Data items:
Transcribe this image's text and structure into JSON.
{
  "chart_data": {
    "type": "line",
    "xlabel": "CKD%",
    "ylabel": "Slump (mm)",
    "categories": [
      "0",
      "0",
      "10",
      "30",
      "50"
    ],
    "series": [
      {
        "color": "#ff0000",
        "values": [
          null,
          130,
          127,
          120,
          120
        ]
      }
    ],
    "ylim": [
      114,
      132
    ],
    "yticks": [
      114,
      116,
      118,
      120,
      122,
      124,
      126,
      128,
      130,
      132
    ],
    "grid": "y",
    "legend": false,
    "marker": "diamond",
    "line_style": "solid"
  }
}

* [WHAT YOU HAVE TO DO]: Return each entry from above without altering a single character.

* [EXERCISE SOLUTION]:
Transcribe this image's text and structure into JSON.
{
  "chart_data": {
    "type": "line",
    "xlabel": "CKD%",
    "ylabel": "Slump (mm)",
    "categories": [
      "0",
      "0",
      "10",
      "30",
      "50"
    ],
    "series": [
      {
        "color": "#ff0000",
        "values": [
          null,
          130,
          127,
          120,
          120
        ]
      }
    ],
    "ylim": [
      114,
      132
    ],
    "yticks": [
      114,
      116,
      118,
      120,
      122,
      124,
      126,
      128,
      130,
      132
    ],
    "grid": "y",
    "legend": false,
    "marker": "diamond",
    "line_style": "solid"
  }
}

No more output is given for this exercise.